-- Input material --

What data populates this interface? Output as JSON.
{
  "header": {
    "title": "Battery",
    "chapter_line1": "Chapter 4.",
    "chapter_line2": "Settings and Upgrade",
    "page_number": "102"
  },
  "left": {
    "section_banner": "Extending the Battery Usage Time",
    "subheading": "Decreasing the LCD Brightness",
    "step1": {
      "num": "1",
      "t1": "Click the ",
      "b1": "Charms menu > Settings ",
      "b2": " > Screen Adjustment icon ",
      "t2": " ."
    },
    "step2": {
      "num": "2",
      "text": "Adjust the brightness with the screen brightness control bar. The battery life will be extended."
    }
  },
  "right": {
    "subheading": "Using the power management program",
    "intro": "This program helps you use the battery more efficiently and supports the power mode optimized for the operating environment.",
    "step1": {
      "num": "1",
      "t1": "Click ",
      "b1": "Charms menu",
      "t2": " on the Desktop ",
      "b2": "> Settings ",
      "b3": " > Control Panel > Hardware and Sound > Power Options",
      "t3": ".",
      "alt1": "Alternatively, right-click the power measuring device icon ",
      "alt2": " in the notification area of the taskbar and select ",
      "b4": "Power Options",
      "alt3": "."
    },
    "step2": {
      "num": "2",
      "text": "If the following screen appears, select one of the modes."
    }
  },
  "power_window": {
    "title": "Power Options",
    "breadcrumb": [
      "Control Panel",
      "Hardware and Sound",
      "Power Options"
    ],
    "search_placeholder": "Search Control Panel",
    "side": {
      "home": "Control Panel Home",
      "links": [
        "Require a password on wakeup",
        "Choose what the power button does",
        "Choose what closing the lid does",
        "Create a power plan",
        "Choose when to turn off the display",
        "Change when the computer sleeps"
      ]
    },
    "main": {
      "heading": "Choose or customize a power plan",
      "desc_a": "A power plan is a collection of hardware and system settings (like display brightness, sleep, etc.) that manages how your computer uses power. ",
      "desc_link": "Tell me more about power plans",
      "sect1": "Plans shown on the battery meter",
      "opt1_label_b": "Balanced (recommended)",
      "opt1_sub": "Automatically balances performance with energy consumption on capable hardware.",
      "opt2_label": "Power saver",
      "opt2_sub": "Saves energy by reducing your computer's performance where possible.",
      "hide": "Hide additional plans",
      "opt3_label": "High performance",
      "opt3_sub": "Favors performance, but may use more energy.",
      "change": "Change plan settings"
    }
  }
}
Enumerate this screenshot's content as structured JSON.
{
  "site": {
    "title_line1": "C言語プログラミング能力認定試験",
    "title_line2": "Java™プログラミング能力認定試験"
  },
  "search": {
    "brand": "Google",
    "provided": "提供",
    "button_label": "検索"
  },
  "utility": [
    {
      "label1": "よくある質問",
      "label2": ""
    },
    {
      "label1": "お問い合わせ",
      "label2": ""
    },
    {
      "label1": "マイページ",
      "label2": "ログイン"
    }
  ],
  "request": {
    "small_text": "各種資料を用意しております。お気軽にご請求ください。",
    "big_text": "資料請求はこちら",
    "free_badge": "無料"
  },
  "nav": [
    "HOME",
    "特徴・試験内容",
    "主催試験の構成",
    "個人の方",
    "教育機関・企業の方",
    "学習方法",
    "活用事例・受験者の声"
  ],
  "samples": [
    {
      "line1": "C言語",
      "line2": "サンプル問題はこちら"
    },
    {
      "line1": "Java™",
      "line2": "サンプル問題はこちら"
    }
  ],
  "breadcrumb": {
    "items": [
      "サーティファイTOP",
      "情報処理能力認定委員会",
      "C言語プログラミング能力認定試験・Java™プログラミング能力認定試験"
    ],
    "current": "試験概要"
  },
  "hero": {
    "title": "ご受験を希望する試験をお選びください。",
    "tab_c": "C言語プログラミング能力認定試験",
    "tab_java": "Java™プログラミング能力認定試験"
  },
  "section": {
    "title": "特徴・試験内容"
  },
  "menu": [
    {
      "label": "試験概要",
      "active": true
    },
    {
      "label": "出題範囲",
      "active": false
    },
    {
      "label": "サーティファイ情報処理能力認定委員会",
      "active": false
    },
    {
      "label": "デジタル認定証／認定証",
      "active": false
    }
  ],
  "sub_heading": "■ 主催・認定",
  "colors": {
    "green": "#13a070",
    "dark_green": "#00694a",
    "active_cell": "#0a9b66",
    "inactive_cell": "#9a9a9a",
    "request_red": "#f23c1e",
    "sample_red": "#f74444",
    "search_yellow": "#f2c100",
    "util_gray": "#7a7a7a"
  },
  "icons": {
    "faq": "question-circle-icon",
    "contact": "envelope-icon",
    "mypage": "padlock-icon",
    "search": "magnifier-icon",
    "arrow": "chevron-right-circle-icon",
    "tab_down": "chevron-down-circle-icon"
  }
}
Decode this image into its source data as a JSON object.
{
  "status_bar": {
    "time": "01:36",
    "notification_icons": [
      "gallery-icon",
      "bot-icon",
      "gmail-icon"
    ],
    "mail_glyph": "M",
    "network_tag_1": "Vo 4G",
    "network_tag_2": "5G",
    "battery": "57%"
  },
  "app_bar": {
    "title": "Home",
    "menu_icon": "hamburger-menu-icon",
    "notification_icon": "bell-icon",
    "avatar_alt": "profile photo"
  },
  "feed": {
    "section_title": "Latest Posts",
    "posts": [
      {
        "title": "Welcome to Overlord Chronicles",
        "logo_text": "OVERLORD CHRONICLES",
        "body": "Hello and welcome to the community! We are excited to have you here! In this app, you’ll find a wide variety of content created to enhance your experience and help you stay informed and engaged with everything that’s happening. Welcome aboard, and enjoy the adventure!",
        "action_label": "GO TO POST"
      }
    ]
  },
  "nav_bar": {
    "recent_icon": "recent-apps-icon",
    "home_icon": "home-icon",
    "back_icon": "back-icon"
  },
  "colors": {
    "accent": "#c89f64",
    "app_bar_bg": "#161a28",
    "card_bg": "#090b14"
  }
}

-- Set exercise --
Only the lines from the one containing "Decode this image" through the end of the material should be reproduced, exactly, with both ends included.

-- Final result --
Decode this image into its source data as a JSON object.
{
  "status_bar": {
    "time": "01:36",
    "notification_icons": [
      "gallery-icon",
      "bot-icon",
      "gmail-icon"
    ],
    "mail_glyph": "M",
    "network_tag_1": "Vo 4G",
    "network_tag_2": "5G",
    "battery": "57%"
  },
  "app_bar": {
    "title": "Home",
    "menu_icon": "hamburger-menu-icon",
    "notification_icon": "bell-icon",
    "avatar_alt": "profile photo"
  },
  "feed": {
    "section_title": "Latest Posts",
    "posts": [
      {
        "title": "Welcome to Overlord Chronicles",
        "logo_text": "OVERLORD CHRONICLES",
        "body": "Hello and welcome to the community! We are excited to have you here! In this app, you’ll find a wide variety of content created to enhance your experience and help you stay informed and engaged with everything that’s happening. Welcome aboard, and enjoy the adventure!",
        "action_label": "GO TO POST"
      }
    ]
  },
  "nav_bar": {
    "recent_icon": "recent-apps-icon",
    "home_icon": "home-icon",
    "back_icon": "back-icon"
  },
  "colors": {
    "accent": "#c89f64",
    "app_bar_bg": "#161a28",
    "card_bg": "#090b14"
  }
}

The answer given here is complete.